- Exercise goal
Report the count of lines holding "Cassetto" in the records, with no other words.

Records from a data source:
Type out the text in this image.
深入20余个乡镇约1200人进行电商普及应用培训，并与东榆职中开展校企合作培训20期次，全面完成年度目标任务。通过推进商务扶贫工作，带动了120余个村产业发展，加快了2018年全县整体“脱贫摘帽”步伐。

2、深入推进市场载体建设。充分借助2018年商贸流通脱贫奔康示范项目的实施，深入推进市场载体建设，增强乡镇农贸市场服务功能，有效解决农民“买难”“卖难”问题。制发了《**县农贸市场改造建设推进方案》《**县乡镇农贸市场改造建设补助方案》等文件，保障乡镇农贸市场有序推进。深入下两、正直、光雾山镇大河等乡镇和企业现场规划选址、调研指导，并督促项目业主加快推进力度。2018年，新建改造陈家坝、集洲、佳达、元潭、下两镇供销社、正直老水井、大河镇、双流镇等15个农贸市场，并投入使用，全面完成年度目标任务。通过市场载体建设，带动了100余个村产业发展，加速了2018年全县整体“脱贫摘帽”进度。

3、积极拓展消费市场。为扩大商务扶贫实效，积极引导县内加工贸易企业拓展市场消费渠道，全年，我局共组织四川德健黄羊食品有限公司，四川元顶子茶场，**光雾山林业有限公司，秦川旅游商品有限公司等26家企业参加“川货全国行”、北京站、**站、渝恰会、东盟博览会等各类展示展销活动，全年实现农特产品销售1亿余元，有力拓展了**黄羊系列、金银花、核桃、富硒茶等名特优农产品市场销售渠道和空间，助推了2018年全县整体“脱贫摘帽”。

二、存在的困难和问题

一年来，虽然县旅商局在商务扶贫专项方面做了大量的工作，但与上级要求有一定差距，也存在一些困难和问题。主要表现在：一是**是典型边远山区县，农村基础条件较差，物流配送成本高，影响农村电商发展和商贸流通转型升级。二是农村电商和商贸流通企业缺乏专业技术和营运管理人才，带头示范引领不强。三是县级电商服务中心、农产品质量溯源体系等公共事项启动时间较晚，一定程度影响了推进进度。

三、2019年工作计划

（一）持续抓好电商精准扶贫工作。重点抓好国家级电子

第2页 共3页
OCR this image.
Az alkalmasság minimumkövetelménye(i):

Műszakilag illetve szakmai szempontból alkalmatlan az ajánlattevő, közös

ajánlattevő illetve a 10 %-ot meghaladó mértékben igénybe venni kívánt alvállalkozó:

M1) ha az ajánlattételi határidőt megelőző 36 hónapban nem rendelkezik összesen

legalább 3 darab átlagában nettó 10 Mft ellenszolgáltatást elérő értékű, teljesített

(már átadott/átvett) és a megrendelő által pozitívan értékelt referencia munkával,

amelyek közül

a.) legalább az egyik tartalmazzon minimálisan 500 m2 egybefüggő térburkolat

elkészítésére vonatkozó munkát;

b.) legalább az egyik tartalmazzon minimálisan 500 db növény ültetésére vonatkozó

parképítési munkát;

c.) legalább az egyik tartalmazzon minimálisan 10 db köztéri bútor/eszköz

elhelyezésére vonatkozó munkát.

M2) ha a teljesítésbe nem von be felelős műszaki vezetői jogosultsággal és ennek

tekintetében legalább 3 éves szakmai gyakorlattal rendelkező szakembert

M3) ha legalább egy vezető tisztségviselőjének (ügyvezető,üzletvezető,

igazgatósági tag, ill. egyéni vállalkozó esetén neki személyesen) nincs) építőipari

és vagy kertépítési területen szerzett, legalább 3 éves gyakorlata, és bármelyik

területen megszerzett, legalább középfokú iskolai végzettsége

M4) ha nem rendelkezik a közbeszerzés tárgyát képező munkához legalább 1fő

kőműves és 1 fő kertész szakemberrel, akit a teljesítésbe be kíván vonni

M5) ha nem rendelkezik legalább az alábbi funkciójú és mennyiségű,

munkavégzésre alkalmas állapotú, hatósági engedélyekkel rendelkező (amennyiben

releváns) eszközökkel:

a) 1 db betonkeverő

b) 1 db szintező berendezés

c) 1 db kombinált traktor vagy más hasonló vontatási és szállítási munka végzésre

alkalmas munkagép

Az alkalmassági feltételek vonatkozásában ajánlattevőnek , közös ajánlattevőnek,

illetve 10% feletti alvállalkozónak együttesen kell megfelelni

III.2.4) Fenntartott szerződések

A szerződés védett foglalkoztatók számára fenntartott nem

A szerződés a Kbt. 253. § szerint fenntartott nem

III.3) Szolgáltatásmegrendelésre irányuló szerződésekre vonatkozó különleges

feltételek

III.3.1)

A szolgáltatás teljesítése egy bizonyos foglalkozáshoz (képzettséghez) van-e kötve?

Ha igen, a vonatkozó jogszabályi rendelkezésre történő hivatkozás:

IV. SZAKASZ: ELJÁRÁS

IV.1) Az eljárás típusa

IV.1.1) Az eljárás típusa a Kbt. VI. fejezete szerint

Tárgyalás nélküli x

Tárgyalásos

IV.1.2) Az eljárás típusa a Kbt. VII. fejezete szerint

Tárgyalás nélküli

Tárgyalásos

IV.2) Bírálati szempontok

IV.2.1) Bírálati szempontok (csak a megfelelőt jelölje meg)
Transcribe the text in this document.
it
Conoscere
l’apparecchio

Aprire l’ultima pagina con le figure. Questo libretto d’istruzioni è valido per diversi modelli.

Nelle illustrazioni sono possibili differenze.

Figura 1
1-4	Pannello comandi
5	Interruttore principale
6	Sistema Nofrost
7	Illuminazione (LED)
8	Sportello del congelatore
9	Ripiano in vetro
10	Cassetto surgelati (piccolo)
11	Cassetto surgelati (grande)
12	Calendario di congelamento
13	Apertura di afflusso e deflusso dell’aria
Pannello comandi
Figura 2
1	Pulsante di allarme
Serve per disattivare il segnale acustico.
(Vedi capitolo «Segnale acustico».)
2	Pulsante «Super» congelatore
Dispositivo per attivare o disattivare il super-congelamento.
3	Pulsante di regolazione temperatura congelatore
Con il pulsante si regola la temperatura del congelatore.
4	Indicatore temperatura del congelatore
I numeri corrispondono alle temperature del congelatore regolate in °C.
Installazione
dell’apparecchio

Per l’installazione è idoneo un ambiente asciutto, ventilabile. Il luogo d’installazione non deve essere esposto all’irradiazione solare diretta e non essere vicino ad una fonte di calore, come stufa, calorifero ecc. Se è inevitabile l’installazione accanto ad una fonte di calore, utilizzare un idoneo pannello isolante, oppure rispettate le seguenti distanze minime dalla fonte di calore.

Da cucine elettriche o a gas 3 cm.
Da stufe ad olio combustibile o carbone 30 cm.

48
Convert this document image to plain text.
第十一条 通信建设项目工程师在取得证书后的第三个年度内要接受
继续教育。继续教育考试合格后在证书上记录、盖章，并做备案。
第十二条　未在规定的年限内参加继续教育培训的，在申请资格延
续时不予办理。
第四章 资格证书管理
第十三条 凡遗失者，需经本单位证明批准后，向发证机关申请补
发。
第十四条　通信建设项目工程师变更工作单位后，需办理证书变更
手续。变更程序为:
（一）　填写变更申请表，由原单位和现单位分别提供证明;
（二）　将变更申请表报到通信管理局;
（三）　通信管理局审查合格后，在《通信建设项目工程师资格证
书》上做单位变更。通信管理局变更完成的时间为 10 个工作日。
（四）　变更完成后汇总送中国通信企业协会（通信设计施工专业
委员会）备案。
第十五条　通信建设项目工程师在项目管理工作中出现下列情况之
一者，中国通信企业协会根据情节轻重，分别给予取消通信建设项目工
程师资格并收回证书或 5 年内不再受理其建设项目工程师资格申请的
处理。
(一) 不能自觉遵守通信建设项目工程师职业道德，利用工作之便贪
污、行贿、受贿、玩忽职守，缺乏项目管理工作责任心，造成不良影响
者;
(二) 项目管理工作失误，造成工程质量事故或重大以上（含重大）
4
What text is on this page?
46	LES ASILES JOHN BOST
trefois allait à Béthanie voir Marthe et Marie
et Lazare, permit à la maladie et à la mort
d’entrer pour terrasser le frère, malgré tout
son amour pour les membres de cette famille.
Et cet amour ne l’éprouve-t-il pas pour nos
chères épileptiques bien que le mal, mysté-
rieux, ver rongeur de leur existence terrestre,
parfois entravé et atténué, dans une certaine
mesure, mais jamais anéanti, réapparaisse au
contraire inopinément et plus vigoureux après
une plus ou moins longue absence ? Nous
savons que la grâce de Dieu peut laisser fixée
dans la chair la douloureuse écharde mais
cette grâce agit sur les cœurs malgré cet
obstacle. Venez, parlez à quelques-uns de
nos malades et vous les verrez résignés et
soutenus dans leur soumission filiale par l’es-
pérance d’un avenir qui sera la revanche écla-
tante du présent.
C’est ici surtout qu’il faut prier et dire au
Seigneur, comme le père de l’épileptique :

- Reply
2